* Start DATA ROWS *
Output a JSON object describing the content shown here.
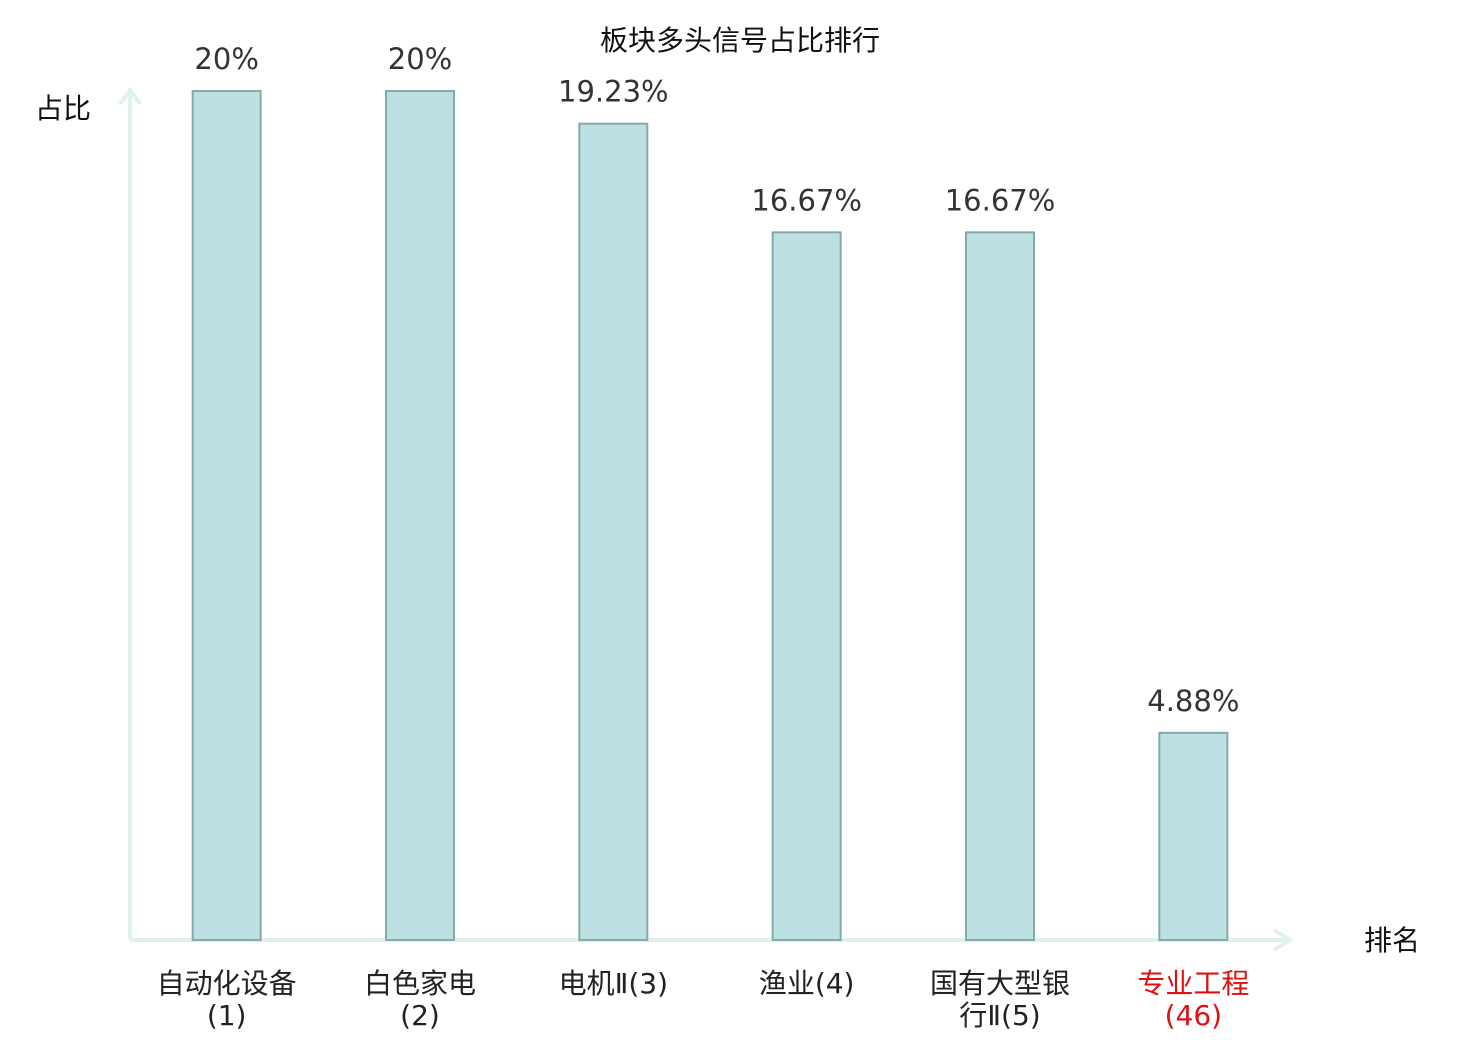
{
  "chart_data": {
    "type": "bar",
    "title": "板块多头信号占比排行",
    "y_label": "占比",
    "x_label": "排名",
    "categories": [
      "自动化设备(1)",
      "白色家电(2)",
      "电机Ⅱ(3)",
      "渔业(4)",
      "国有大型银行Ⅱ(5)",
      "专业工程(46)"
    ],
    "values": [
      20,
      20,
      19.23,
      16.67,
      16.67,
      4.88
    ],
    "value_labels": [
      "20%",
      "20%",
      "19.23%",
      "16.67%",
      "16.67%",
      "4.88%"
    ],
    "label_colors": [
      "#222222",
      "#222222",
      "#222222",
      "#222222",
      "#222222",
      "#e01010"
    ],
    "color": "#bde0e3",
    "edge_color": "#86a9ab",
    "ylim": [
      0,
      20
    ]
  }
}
* End DATA ROWS *
» **TASK GOAL**
Transcribe the records word for word and include no pictures.

» **RESPONSE**
Output a JSON object describing the content shown here.
{
  "chart_data": {
    "type": "bar",
    "title": "板块多头信号占比排行",
    "y_label": "占比",
    "x_label": "排名",
    "categories": [
      "自动化设备(1)",
      "白色家电(2)",
      "电机Ⅱ(3)",
      "渔业(4)",
      "国有大型银行Ⅱ(5)",
      "专业工程(46)"
    ],
    "values": [
      20,
      20,
      19.23,
      16.67,
      16.67,
      4.88
    ],
    "value_labels": [
      "20%",
      "20%",
      "19.23%",
      "16.67%",
      "16.67%",
      "4.88%"
    ],
    "label_colors": [
      "#222222",
      "#222222",
      "#222222",
      "#222222",
      "#222222",
      "#e01010"
    ],
    "color": "#bde0e3",
    "edge_color": "#86a9ab",
    "ylim": [
      0,
      20
    ]
  }
}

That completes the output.